[Begin]

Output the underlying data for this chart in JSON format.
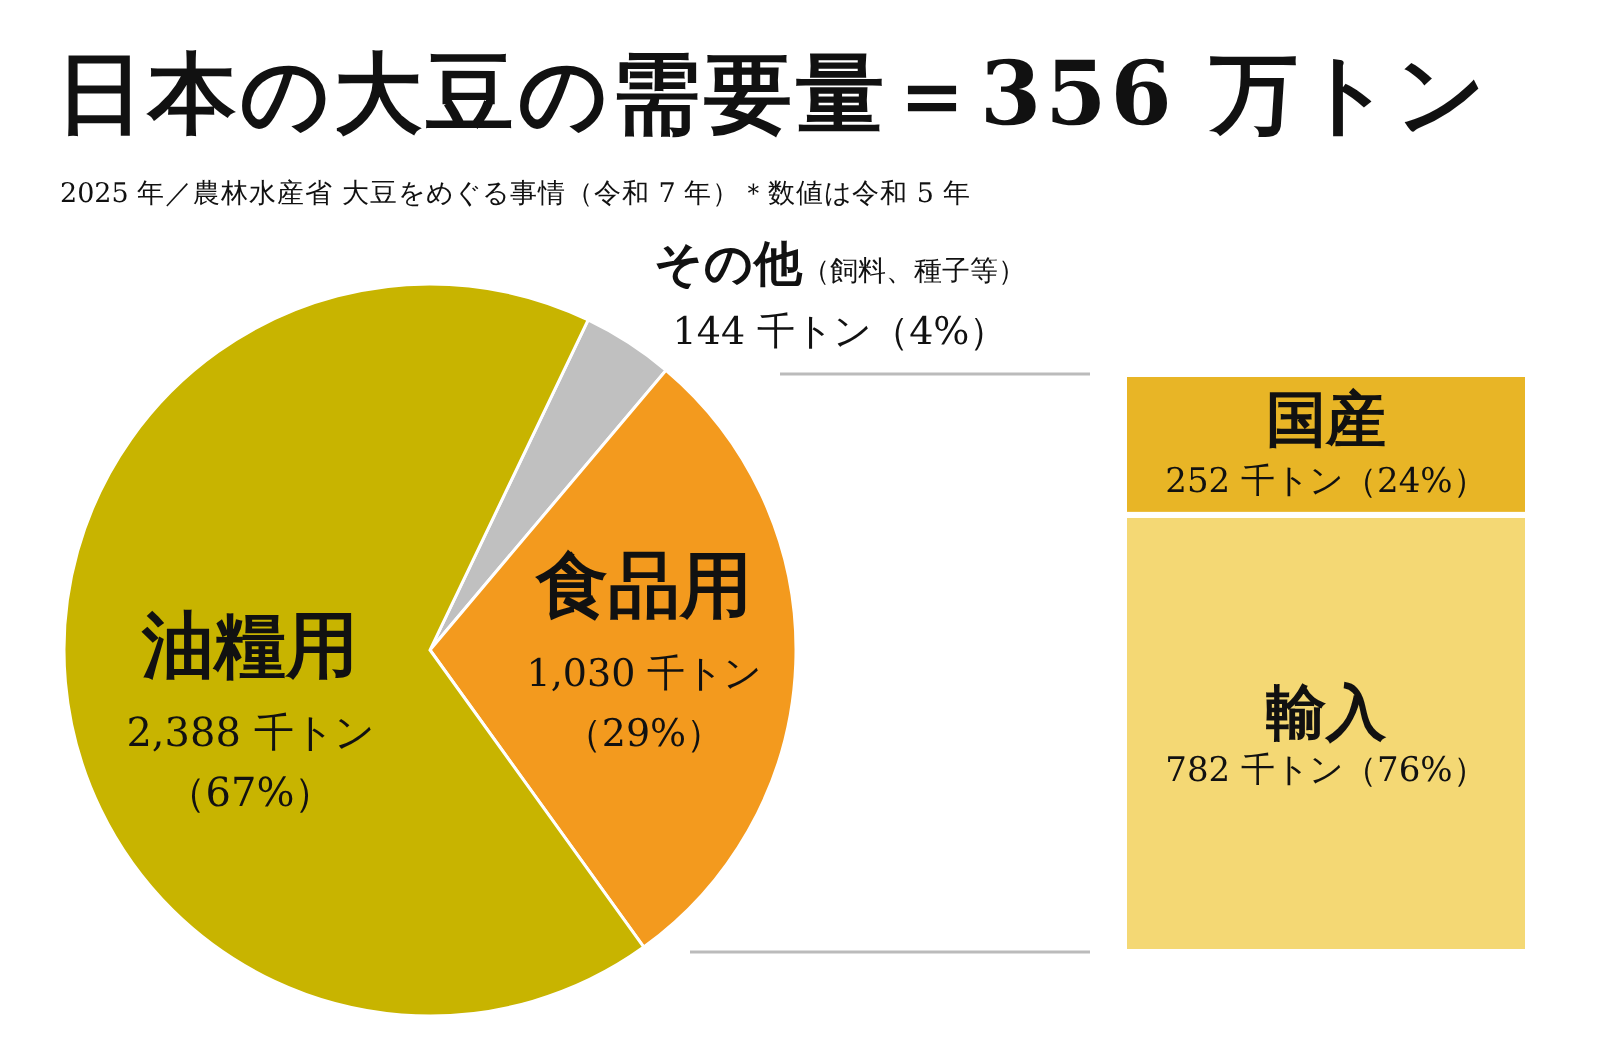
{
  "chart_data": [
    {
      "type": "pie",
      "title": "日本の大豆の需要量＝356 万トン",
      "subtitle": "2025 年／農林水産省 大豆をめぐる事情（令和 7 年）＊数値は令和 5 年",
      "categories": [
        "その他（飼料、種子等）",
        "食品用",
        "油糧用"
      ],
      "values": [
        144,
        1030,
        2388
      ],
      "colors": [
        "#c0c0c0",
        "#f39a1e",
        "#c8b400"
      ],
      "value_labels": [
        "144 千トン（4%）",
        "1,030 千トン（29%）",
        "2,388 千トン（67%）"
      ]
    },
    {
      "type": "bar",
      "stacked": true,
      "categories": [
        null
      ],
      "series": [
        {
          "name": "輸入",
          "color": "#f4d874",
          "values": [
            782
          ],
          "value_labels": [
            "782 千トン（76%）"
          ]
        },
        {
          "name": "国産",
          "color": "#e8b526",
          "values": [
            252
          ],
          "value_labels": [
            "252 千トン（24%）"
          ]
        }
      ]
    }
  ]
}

[End]

▶ **Work required**
Every line of text is to be repeated exactly; pictures are left out.

▶ **Answer to the task**
Output the underlying data for this chart in JSON format.
{
  "chart_data": [
    {
      "type": "pie",
      "title": "日本の大豆の需要量＝356 万トン",
      "subtitle": "2025 年／農林水産省 大豆をめぐる事情（令和 7 年）＊数値は令和 5 年",
      "categories": [
        "その他（飼料、種子等）",
        "食品用",
        "油糧用"
      ],
      "values": [
        144,
        1030,
        2388
      ],
      "colors": [
        "#c0c0c0",
        "#f39a1e",
        "#c8b400"
      ],
      "value_labels": [
        "144 千トン（4%）",
        "1,030 千トン（29%）",
        "2,388 千トン（67%）"
      ]
    },
    {
      "type": "bar",
      "stacked": true,
      "categories": [
        null
      ],
      "series": [
        {
          "name": "輸入",
          "color": "#f4d874",
          "values": [
            782
          ],
          "value_labels": [
            "782 千トン（76%）"
          ]
        },
        {
          "name": "国産",
          "color": "#e8b526",
          "values": [
            252
          ],
          "value_labels": [
            "252 千トン（24%）"
          ]
        }
      ]
    }
  ]
}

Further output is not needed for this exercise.